--- start of DATA FOR THIS TASK ---
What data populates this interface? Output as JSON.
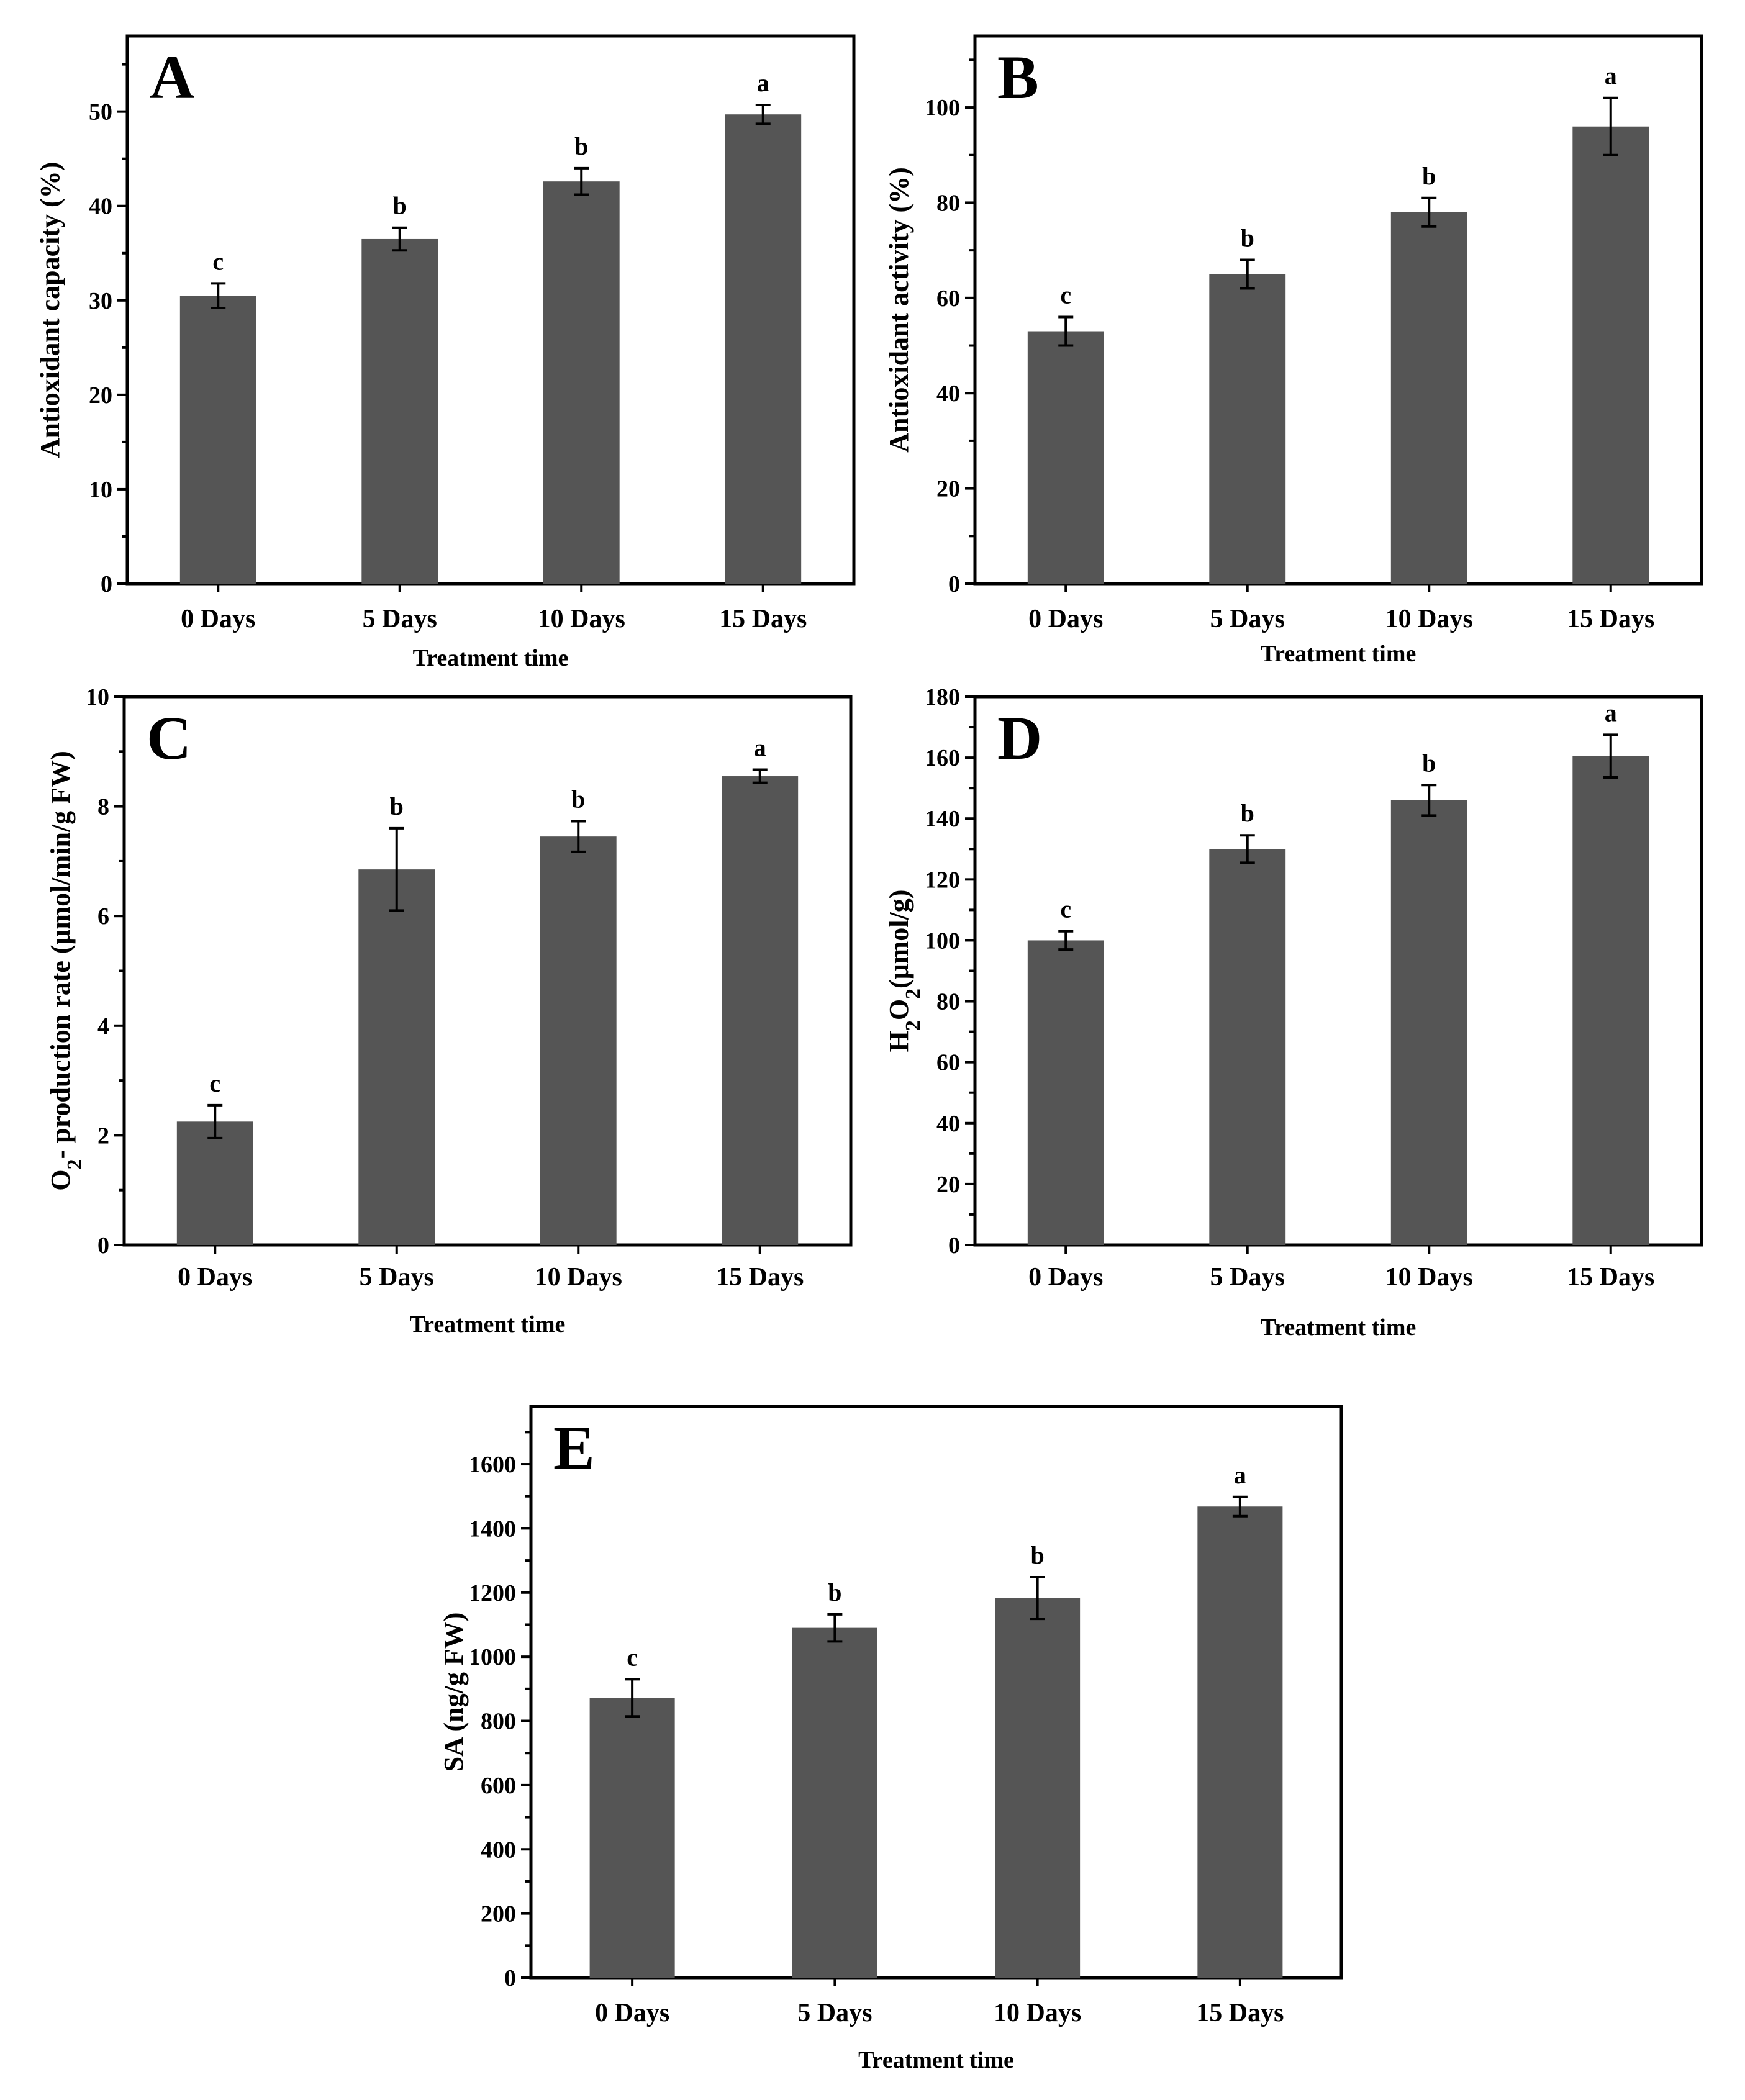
{
  "colors": {
    "bar": "#555555",
    "axis": "#000000",
    "background": "#ffffff"
  },
  "chart_data": [
    {
      "panel": "A",
      "type": "bar",
      "categories": [
        "0 Days",
        "5 Days",
        "10 Days",
        "15 Days"
      ],
      "values": [
        30.5,
        36.5,
        42.6,
        49.7
      ],
      "errors": [
        1.3,
        1.2,
        1.4,
        1.0
      ],
      "significance": [
        "c",
        "b",
        "b",
        "a"
      ],
      "xlabel": "Treatment time",
      "ylabel": "Antioxidant capacity (%)",
      "ylim": [
        0,
        58
      ],
      "yticks": [
        0,
        10,
        20,
        30,
        40,
        50
      ]
    },
    {
      "panel": "B",
      "type": "bar",
      "categories": [
        "0 Days",
        "5 Days",
        "10 Days",
        "15 Days"
      ],
      "values": [
        53,
        65,
        78,
        96
      ],
      "errors": [
        3,
        3,
        3,
        6
      ],
      "significance": [
        "c",
        "b",
        "b",
        "a"
      ],
      "xlabel": "Treatment time",
      "ylabel": "Antioxidant activity (%)",
      "ylim": [
        0,
        115
      ],
      "yticks": [
        0,
        20,
        40,
        60,
        80,
        100
      ]
    },
    {
      "panel": "C",
      "type": "bar",
      "categories": [
        "0 Days",
        "5 Days",
        "10 Days",
        "15 Days"
      ],
      "values": [
        2.25,
        6.85,
        7.45,
        8.55
      ],
      "errors": [
        0.3,
        0.75,
        0.28,
        0.12
      ],
      "significance": [
        "c",
        "b",
        "b",
        "a"
      ],
      "xlabel": "Treatment time",
      "ylabel": "O2- production rate (μmol/min/g FW)",
      "ylim": [
        0,
        10
      ],
      "yticks": [
        0,
        2,
        4,
        6,
        8,
        10
      ]
    },
    {
      "panel": "D",
      "type": "bar",
      "categories": [
        "0 Days",
        "5 Days",
        "10 Days",
        "15 Days"
      ],
      "values": [
        100,
        130,
        146,
        160.5
      ],
      "errors": [
        3,
        4.5,
        5,
        7
      ],
      "significance": [
        "c",
        "b",
        "b",
        "a"
      ],
      "xlabel": "Treatment time",
      "ylabel": "H2O2(μmol/g)",
      "ylim": [
        0,
        180
      ],
      "yticks": [
        0,
        20,
        40,
        60,
        80,
        100,
        120,
        140,
        160,
        180
      ]
    },
    {
      "panel": "E",
      "type": "bar",
      "categories": [
        "0 Days",
        "5 Days",
        "10 Days",
        "15 Days"
      ],
      "values": [
        872,
        1090,
        1183,
        1468
      ],
      "errors": [
        58,
        42,
        65,
        30
      ],
      "significance": [
        "c",
        "b",
        "b",
        "a"
      ],
      "xlabel": "Treatment time",
      "ylabel": "SA (ng/g FW)",
      "ylim": [
        0,
        1780
      ],
      "yticks": [
        0,
        200,
        400,
        600,
        800,
        1000,
        1200,
        1400,
        1600
      ]
    }
  ]
}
--- end of DATA FOR THIS TASK ---
## TASK DESCRIPTION
Leave every image out, and retype the material exactly.

## FINAL RESULT
What data populates this interface? Output as JSON.
{
  "colors": {
    "bar": "#555555",
    "axis": "#000000",
    "background": "#ffffff"
  },
  "chart_data": [
    {
      "panel": "A",
      "type": "bar",
      "categories": [
        "0 Days",
        "5 Days",
        "10 Days",
        "15 Days"
      ],
      "values": [
        30.5,
        36.5,
        42.6,
        49.7
      ],
      "errors": [
        1.3,
        1.2,
        1.4,
        1.0
      ],
      "significance": [
        "c",
        "b",
        "b",
        "a"
      ],
      "xlabel": "Treatment time",
      "ylabel": "Antioxidant capacity (%)",
      "ylim": [
        0,
        58
      ],
      "yticks": [
        0,
        10,
        20,
        30,
        40,
        50
      ]
    },
    {
      "panel": "B",
      "type": "bar",
      "categories": [
        "0 Days",
        "5 Days",
        "10 Days",
        "15 Days"
      ],
      "values": [
        53,
        65,
        78,
        96
      ],
      "errors": [
        3,
        3,
        3,
        6
      ],
      "significance": [
        "c",
        "b",
        "b",
        "a"
      ],
      "xlabel": "Treatment time",
      "ylabel": "Antioxidant activity (%)",
      "ylim": [
        0,
        115
      ],
      "yticks": [
        0,
        20,
        40,
        60,
        80,
        100
      ]
    },
    {
      "panel": "C",
      "type": "bar",
      "categories": [
        "0 Days",
        "5 Days",
        "10 Days",
        "15 Days"
      ],
      "values": [
        2.25,
        6.85,
        7.45,
        8.55
      ],
      "errors": [
        0.3,
        0.75,
        0.28,
        0.12
      ],
      "significance": [
        "c",
        "b",
        "b",
        "a"
      ],
      "xlabel": "Treatment time",
      "ylabel": "O2- production rate (μmol/min/g FW)",
      "ylim": [
        0,
        10
      ],
      "yticks": [
        0,
        2,
        4,
        6,
        8,
        10
      ]
    },
    {
      "panel": "D",
      "type": "bar",
      "categories": [
        "0 Days",
        "5 Days",
        "10 Days",
        "15 Days"
      ],
      "values": [
        100,
        130,
        146,
        160.5
      ],
      "errors": [
        3,
        4.5,
        5,
        7
      ],
      "significance": [
        "c",
        "b",
        "b",
        "a"
      ],
      "xlabel": "Treatment time",
      "ylabel": "H2O2(μmol/g)",
      "ylim": [
        0,
        180
      ],
      "yticks": [
        0,
        20,
        40,
        60,
        80,
        100,
        120,
        140,
        160,
        180
      ]
    },
    {
      "panel": "E",
      "type": "bar",
      "categories": [
        "0 Days",
        "5 Days",
        "10 Days",
        "15 Days"
      ],
      "values": [
        872,
        1090,
        1183,
        1468
      ],
      "errors": [
        58,
        42,
        65,
        30
      ],
      "significance": [
        "c",
        "b",
        "b",
        "a"
      ],
      "xlabel": "Treatment time",
      "ylabel": "SA (ng/g FW)",
      "ylim": [
        0,
        1780
      ],
      "yticks": [
        0,
        200,
        400,
        600,
        800,
        1000,
        1200,
        1400,
        1600
      ]
    }
  ]
}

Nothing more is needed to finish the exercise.